■ **Requirement**: Your answer should be a single number: the count of lines holding the word "vidéo".

[start of Extracted material]

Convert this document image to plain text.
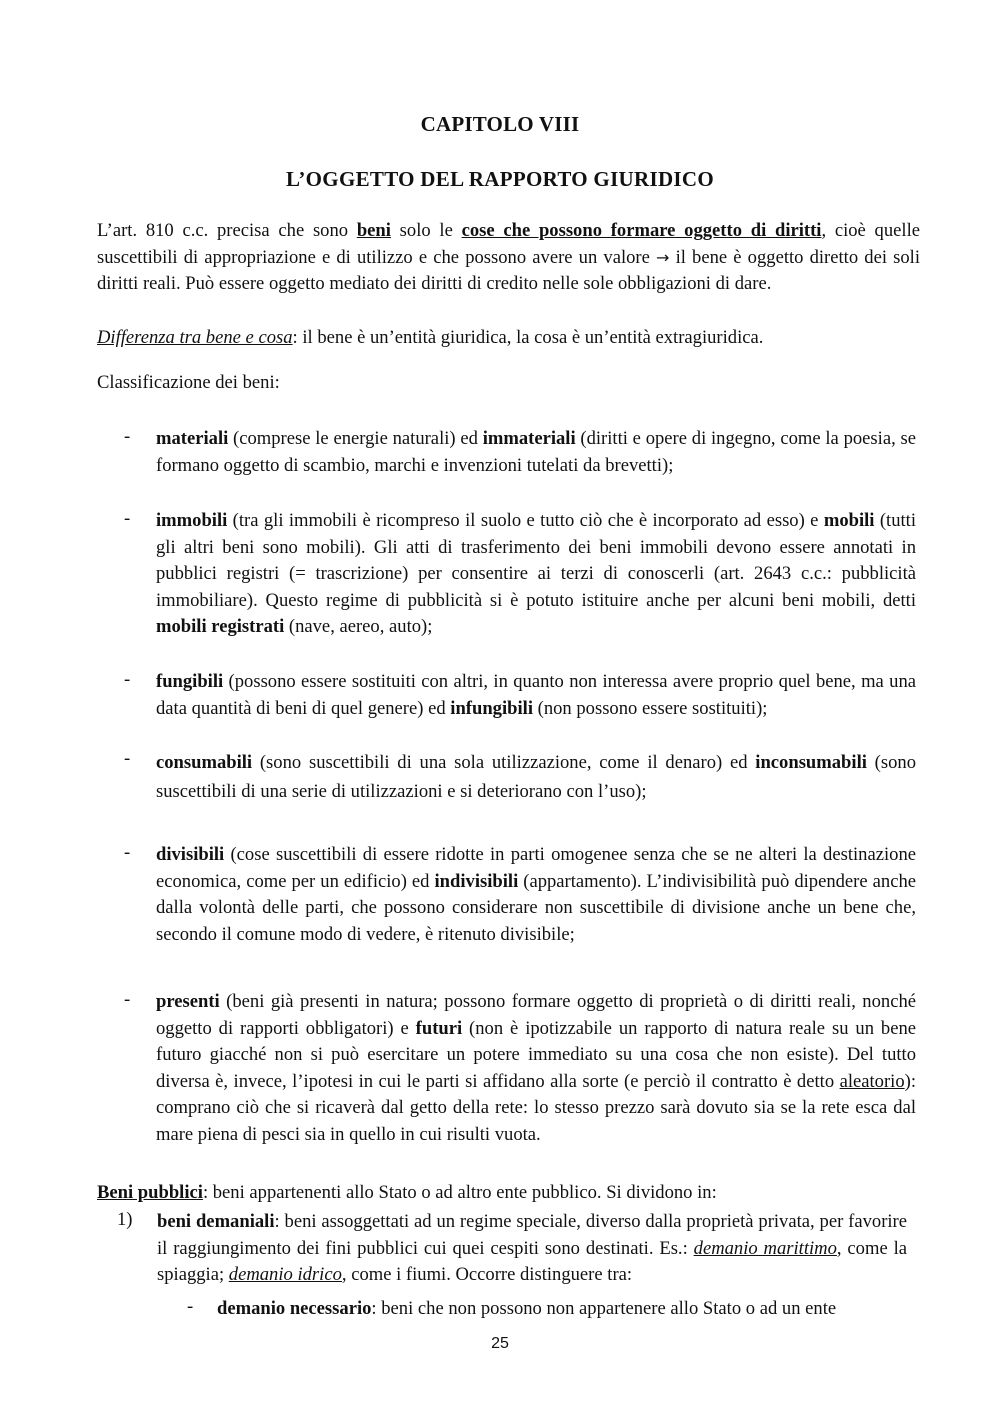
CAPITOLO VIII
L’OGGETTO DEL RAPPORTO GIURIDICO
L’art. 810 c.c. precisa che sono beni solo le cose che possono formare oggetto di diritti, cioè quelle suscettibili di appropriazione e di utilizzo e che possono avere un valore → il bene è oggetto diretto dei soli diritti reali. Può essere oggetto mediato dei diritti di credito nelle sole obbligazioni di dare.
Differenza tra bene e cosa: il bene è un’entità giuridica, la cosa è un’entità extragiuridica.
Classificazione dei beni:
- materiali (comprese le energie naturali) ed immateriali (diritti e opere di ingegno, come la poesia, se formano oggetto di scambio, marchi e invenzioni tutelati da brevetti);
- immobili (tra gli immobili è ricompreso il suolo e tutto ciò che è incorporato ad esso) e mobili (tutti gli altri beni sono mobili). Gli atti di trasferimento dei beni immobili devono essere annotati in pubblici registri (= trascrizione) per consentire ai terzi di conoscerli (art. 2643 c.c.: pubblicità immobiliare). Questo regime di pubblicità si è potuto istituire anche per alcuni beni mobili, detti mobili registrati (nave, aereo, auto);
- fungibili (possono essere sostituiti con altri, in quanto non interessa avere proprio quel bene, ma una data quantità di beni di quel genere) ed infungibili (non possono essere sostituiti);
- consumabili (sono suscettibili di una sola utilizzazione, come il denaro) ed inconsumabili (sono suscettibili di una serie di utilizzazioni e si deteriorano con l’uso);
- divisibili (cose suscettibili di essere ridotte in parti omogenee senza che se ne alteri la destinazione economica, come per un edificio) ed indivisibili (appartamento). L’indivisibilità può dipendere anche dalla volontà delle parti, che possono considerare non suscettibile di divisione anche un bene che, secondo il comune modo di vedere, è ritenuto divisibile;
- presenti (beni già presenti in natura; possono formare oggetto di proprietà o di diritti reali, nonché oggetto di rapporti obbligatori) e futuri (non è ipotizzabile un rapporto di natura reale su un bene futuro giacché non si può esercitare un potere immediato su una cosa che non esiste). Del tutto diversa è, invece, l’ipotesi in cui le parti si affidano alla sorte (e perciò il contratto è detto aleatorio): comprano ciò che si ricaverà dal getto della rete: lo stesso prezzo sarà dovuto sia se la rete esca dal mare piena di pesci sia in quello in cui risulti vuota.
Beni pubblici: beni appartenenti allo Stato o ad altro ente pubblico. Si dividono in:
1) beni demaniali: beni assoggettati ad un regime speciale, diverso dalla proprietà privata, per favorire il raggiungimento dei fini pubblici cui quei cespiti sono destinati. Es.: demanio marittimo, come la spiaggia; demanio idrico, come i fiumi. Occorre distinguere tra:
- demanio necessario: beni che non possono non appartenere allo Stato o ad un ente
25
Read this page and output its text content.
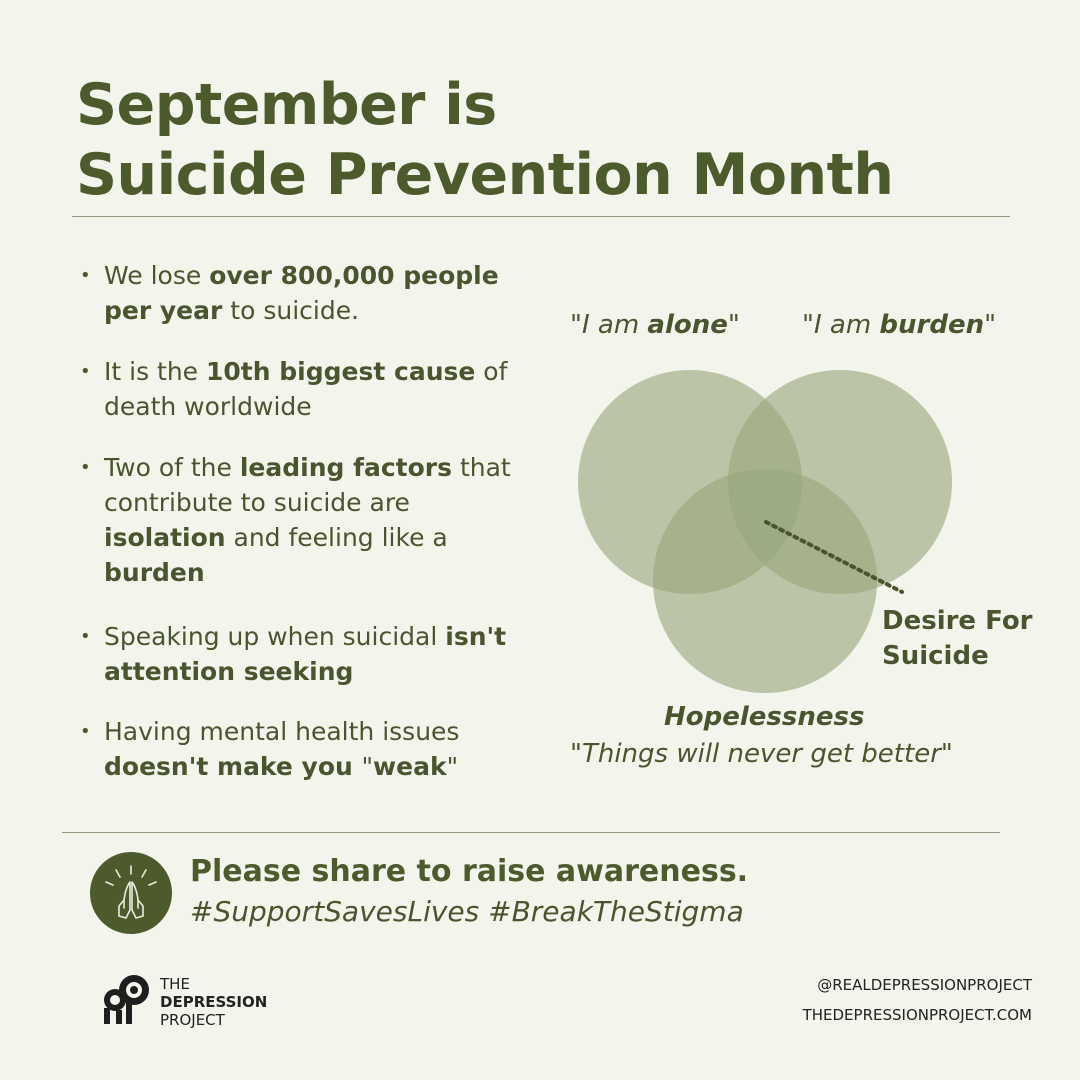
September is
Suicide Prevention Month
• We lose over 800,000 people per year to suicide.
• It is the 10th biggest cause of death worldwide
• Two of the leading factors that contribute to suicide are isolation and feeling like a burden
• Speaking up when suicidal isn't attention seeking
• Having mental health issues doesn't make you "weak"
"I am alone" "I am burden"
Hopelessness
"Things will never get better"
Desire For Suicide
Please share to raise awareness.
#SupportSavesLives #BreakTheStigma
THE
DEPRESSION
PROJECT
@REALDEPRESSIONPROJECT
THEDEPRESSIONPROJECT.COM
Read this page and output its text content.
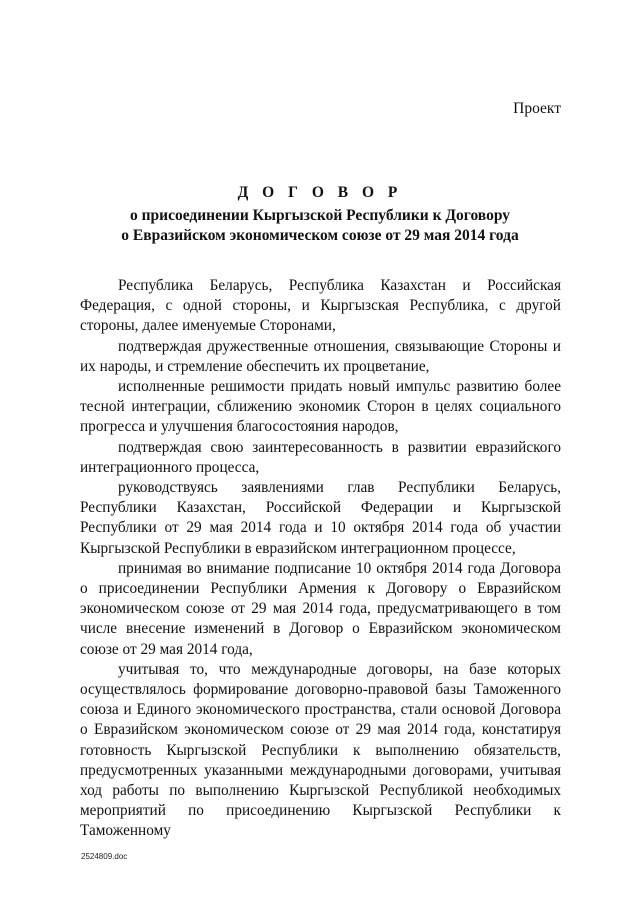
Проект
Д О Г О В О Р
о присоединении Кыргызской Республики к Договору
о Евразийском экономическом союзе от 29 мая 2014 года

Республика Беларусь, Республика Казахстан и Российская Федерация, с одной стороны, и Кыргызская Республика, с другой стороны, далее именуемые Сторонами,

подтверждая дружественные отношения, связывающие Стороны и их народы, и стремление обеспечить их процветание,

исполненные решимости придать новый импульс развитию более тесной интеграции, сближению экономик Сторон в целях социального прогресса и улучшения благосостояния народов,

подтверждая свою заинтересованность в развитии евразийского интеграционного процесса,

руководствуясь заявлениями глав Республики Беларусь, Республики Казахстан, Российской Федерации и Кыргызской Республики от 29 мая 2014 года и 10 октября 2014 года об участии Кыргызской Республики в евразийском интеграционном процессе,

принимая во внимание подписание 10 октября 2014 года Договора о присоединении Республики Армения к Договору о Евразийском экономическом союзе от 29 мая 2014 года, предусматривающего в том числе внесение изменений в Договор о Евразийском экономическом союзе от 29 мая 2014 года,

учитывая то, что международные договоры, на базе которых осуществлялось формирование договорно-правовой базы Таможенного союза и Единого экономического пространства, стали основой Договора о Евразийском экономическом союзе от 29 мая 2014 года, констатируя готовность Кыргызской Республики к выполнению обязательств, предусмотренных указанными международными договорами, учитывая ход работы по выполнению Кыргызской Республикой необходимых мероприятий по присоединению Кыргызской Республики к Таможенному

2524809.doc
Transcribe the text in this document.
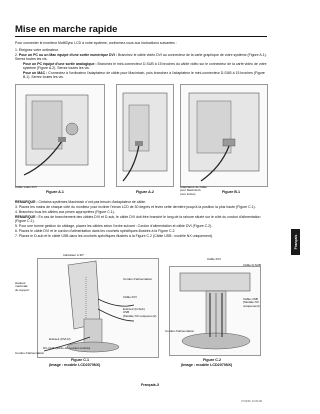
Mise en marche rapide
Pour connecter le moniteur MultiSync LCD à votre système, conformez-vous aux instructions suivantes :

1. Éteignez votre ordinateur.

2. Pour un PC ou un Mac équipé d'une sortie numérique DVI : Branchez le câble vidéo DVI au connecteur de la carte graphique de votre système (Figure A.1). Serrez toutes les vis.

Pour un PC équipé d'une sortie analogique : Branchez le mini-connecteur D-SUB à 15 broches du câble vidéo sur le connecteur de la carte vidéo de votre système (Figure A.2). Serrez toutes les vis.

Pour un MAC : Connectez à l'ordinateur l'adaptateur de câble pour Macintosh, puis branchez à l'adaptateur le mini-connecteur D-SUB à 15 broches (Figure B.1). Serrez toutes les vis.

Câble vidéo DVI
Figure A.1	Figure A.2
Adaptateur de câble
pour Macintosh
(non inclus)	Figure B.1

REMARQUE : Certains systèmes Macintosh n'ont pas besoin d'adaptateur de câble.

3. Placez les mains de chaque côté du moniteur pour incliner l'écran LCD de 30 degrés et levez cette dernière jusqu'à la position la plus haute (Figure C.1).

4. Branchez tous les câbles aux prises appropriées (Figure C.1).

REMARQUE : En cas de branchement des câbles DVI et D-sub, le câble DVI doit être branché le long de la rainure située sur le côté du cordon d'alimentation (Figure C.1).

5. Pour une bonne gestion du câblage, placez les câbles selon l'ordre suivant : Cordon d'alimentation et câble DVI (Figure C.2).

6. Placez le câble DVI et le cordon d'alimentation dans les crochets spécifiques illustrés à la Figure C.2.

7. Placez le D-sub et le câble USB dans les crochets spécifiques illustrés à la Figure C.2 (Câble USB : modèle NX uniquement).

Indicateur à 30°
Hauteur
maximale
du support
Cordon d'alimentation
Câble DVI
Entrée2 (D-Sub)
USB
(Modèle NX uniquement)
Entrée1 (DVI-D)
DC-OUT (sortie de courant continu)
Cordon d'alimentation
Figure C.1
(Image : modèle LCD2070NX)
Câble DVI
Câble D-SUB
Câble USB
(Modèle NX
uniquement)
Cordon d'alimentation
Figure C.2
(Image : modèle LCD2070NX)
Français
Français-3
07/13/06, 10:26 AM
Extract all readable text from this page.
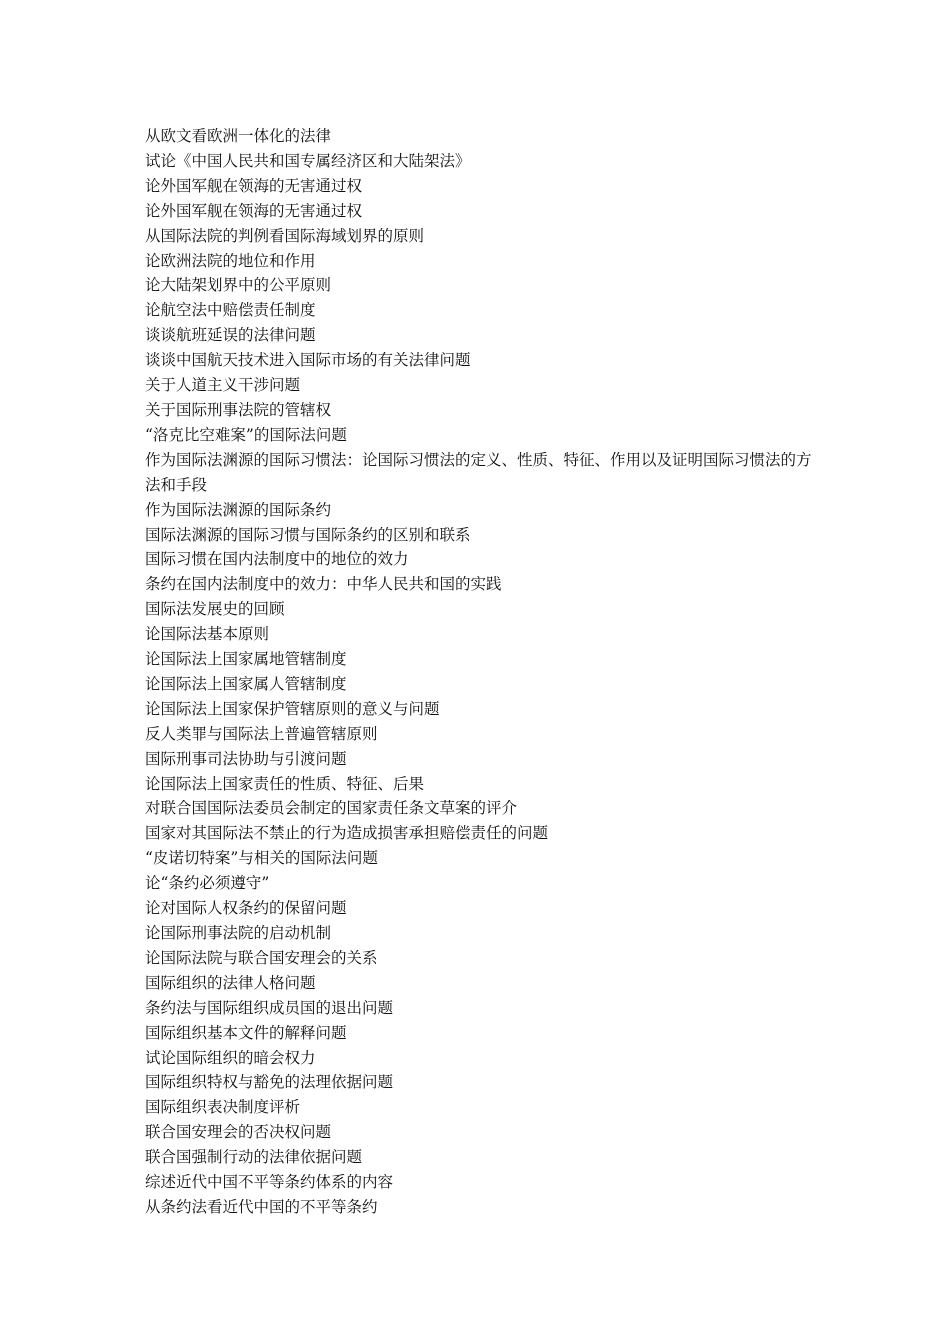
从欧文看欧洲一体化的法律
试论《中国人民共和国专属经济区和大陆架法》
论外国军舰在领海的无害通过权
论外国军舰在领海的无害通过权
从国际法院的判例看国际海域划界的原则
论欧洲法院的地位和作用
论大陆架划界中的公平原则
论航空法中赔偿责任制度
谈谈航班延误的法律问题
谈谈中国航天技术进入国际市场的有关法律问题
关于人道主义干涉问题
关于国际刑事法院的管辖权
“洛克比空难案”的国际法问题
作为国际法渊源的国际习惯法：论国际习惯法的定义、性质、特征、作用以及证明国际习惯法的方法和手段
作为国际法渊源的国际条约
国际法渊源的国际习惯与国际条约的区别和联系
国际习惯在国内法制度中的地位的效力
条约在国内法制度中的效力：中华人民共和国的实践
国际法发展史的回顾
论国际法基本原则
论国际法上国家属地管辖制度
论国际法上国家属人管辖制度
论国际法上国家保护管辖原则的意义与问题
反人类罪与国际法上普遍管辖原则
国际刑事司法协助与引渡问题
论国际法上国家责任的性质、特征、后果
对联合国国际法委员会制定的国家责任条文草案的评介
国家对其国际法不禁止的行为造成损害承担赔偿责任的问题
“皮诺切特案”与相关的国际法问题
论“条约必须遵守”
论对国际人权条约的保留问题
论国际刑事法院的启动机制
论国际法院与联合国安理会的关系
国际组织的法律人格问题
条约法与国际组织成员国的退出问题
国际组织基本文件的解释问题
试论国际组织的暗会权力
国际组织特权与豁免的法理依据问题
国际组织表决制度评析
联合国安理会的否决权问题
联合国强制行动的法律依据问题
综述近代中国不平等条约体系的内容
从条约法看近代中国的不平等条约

[end of Extracted material]

■ **Answer to the problem**: 3